Records:

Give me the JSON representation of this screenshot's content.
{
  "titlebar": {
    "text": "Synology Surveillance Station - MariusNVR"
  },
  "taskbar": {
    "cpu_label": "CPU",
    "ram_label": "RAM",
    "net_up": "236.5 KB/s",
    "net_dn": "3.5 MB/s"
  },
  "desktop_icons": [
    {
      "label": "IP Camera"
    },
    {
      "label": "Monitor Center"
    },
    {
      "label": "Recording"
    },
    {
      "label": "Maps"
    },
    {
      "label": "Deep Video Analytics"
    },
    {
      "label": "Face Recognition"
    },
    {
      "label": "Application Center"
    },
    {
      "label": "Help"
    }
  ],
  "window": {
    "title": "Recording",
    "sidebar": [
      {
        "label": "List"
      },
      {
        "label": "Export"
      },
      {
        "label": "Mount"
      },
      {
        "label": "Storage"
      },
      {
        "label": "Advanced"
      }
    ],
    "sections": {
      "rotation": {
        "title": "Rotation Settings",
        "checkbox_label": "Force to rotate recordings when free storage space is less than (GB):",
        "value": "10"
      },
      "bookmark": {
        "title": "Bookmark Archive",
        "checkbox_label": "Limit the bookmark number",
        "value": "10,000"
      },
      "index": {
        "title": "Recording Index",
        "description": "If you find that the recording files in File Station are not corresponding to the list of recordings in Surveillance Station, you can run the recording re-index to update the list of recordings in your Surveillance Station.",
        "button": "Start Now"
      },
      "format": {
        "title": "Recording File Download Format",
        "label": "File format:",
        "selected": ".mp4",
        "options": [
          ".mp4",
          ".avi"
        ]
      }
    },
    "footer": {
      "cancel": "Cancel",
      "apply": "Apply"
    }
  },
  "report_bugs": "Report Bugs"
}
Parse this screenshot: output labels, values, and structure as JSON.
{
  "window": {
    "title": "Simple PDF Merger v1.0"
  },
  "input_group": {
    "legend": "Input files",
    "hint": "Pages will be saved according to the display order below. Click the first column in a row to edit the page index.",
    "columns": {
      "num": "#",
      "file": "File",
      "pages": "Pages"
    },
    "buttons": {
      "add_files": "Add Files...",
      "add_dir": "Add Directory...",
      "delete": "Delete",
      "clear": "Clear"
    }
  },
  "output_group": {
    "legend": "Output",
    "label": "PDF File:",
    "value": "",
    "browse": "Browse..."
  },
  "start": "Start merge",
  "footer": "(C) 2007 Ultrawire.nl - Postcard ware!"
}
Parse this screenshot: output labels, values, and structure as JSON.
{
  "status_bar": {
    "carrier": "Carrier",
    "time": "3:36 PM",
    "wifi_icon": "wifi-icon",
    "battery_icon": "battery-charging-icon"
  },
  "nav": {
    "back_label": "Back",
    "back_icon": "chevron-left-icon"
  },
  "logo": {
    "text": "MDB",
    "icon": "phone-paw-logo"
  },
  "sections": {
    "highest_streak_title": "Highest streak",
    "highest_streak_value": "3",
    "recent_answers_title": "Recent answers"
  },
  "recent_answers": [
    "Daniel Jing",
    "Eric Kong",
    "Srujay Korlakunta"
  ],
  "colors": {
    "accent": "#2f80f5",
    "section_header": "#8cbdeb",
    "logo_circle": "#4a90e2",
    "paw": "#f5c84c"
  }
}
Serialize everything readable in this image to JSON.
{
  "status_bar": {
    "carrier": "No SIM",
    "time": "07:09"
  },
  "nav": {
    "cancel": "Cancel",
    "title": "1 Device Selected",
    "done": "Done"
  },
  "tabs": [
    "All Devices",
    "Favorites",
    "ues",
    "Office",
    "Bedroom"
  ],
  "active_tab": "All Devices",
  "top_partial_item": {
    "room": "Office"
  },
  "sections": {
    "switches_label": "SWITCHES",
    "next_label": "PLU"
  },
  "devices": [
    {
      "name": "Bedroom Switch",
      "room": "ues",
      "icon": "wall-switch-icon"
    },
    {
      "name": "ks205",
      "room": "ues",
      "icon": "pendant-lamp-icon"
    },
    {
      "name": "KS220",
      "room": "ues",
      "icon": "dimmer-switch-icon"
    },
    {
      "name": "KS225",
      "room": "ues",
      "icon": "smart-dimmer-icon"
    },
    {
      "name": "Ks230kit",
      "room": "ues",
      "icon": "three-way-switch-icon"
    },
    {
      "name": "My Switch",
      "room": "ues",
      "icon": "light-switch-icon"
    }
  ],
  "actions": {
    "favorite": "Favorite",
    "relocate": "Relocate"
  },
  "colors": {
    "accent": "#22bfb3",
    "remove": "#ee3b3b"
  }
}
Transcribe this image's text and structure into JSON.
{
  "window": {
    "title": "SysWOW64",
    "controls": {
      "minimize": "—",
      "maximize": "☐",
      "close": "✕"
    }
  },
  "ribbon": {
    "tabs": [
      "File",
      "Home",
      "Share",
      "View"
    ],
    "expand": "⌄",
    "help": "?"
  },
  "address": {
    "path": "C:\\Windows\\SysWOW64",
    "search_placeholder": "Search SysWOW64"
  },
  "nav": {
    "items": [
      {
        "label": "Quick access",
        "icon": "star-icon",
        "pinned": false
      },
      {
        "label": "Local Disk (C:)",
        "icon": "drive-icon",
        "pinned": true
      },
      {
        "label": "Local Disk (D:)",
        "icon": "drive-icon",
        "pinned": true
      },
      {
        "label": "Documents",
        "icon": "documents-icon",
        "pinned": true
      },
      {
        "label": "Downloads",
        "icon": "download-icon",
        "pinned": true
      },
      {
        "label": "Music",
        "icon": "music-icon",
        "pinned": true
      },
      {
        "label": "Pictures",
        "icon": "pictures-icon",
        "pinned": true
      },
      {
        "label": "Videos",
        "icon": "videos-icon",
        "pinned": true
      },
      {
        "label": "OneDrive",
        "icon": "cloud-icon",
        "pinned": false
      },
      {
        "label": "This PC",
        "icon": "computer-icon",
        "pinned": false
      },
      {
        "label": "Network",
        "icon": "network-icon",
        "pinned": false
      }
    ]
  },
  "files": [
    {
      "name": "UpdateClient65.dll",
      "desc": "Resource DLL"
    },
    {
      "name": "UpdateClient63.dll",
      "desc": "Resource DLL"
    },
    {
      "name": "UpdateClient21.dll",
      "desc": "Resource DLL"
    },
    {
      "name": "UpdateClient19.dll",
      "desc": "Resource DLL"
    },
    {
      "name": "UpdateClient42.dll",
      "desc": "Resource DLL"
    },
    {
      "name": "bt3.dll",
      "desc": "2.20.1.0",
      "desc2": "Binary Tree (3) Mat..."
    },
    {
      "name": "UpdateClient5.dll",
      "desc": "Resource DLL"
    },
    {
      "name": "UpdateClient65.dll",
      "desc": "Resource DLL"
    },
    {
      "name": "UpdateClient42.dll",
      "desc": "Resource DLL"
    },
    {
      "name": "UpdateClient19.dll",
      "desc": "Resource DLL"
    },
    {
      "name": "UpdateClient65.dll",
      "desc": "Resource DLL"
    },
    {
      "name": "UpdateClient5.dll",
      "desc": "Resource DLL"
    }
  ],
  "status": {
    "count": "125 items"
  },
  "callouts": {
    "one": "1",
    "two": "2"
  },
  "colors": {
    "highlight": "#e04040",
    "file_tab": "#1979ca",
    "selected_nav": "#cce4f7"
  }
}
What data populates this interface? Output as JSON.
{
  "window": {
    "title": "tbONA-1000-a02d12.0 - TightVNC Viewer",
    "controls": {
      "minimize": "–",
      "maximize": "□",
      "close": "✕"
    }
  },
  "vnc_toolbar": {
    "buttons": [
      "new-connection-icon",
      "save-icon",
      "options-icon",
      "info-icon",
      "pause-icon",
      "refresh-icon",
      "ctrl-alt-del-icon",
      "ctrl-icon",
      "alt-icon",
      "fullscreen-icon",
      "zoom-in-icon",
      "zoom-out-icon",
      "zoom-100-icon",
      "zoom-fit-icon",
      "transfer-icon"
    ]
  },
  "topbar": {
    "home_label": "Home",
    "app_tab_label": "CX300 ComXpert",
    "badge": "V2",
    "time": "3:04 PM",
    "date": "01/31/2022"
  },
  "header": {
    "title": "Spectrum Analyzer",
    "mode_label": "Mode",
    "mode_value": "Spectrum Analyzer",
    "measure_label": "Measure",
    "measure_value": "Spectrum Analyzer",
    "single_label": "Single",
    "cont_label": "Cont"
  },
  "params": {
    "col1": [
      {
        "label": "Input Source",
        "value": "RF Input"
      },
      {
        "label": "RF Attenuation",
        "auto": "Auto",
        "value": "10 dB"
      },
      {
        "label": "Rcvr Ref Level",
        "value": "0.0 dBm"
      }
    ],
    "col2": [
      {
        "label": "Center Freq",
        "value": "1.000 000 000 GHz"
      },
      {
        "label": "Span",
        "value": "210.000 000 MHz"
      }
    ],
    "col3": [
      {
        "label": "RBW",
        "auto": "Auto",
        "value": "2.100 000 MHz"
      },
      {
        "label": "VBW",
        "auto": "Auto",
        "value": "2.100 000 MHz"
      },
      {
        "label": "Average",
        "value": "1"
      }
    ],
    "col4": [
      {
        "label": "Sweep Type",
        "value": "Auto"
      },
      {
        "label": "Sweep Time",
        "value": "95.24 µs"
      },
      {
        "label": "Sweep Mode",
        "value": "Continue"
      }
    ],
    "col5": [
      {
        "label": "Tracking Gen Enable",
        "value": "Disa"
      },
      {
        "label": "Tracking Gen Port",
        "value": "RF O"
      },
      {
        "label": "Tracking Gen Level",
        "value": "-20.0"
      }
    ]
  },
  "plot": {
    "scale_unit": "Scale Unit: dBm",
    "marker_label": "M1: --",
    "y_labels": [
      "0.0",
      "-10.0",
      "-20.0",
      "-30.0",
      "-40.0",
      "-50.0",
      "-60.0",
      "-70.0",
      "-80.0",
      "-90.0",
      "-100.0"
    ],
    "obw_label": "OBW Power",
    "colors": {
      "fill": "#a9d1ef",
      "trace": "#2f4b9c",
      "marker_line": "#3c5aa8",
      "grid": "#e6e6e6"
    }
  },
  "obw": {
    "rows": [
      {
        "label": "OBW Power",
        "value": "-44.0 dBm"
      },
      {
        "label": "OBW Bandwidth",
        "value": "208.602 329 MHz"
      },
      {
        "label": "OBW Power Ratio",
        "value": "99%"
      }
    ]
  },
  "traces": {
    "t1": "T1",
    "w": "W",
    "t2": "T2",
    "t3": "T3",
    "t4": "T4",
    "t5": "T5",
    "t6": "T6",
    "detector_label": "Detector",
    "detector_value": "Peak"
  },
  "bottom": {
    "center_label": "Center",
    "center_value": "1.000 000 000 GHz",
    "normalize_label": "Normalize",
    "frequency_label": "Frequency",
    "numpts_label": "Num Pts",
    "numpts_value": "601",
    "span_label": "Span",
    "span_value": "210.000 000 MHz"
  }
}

▶ The exercise
Filter the records above for lines containing the word "Analyzer", and copy those lines.

▶ Answer to this exercise
    "title": "Spectrum Analyzer",
    "mode_value": "Spectrum Analyzer",
    "measure_value": "Spectrum Analyzer",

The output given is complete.